• AIM:
Exactly as written, print each record in the listing.

(Figure contents as structured data)

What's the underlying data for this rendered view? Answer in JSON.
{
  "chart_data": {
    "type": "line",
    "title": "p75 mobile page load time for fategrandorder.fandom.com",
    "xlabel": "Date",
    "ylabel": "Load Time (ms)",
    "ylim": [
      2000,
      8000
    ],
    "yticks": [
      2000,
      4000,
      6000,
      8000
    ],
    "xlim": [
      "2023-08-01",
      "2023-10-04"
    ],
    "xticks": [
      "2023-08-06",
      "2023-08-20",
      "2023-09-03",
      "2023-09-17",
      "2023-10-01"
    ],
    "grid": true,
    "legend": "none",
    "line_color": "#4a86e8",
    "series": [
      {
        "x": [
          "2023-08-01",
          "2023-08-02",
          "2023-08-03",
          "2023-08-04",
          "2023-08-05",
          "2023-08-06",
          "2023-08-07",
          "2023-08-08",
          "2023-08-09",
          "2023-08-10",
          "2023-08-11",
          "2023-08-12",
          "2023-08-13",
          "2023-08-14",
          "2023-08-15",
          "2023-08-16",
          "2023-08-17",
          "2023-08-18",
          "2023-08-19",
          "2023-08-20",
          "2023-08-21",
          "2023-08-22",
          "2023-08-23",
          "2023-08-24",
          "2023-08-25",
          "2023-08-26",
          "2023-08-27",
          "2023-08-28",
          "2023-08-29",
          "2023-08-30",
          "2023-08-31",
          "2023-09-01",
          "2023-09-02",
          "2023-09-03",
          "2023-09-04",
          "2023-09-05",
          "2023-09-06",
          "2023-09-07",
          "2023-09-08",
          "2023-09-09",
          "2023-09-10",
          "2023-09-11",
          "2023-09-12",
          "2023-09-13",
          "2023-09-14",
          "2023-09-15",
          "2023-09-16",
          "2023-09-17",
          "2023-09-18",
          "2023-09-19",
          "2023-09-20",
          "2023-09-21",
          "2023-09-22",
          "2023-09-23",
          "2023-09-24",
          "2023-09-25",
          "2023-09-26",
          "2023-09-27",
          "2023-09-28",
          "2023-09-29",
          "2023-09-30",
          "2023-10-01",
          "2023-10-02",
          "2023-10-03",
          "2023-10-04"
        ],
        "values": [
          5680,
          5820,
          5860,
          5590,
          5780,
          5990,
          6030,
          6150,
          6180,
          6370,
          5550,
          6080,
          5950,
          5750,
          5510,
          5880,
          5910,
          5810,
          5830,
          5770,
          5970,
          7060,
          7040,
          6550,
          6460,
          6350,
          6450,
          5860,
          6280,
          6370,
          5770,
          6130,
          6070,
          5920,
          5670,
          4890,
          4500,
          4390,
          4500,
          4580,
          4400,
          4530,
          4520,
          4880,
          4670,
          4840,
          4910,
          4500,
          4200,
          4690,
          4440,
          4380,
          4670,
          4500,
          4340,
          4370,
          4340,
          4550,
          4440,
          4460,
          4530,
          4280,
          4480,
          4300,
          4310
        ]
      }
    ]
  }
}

• RESPONSE FOR THIS EXERCISE:
What's the underlying data for this rendered view? Answer in JSON.
{
  "chart_data": {
    "type": "line",
    "title": "p75 mobile page load time for fategrandorder.fandom.com",
    "xlabel": "Date",
    "ylabel": "Load Time (ms)",
    "ylim": [
      2000,
      8000
    ],
    "yticks": [
      2000,
      4000,
      6000,
      8000
    ],
    "xlim": [
      "2023-08-01",
      "2023-10-04"
    ],
    "xticks": [
      "2023-08-06",
      "2023-08-20",
      "2023-09-03",
      "2023-09-17",
      "2023-10-01"
    ],
    "grid": true,
    "legend": "none",
    "line_color": "#4a86e8",
    "series": [
      {
        "x": [
          "2023-08-01",
          "2023-08-02",
          "2023-08-03",
          "2023-08-04",
          "2023-08-05",
          "2023-08-06",
          "2023-08-07",
          "2023-08-08",
          "2023-08-09",
          "2023-08-10",
          "2023-08-11",
          "2023-08-12",
          "2023-08-13",
          "2023-08-14",
          "2023-08-15",
          "2023-08-16",
          "2023-08-17",
          "2023-08-18",
          "2023-08-19",
          "2023-08-20",
          "2023-08-21",
          "2023-08-22",
          "2023-08-23",
          "2023-08-24",
          "2023-08-25",
          "2023-08-26",
          "2023-08-27",
          "2023-08-28",
          "2023-08-29",
          "2023-08-30",
          "2023-08-31",
          "2023-09-01",
          "2023-09-02",
          "2023-09-03",
          "2023-09-04",
          "2023-09-05",
          "2023-09-06",
          "2023-09-07",
          "2023-09-08",
          "2023-09-09",
          "2023-09-10",
          "2023-09-11",
          "2023-09-12",
          "2023-09-13",
          "2023-09-14",
          "2023-09-15",
          "2023-09-16",
          "2023-09-17",
          "2023-09-18",
          "2023-09-19",
          "2023-09-20",
          "2023-09-21",
          "2023-09-22",
          "2023-09-23",
          "2023-09-24",
          "2023-09-25",
          "2023-09-26",
          "2023-09-27",
          "2023-09-28",
          "2023-09-29",
          "2023-09-30",
          "2023-10-01",
          "2023-10-02",
          "2023-10-03",
          "2023-10-04"
        ],
        "values": [
          5680,
          5820,
          5860,
          5590,
          5780,
          5990,
          6030,
          6150,
          6180,
          6370,
          5550,
          6080,
          5950,
          5750,
          5510,
          5880,
          5910,
          5810,
          5830,
          5770,
          5970,
          7060,
          7040,
          6550,
          6460,
          6350,
          6450,
          5860,
          6280,
          6370,
          5770,
          6130,
          6070,
          5920,
          5670,
          4890,
          4500,
          4390,
          4500,
          4580,
          4400,
          4530,
          4520,
          4880,
          4670,
          4840,
          4910,
          4500,
          4200,
          4690,
          4440,
          4380,
          4670,
          4500,
          4340,
          4370,
          4340,
          4550,
          4440,
          4460,
          4530,
          4280,
          4480,
          4300,
          4310
        ]
      }
    ]
  }
}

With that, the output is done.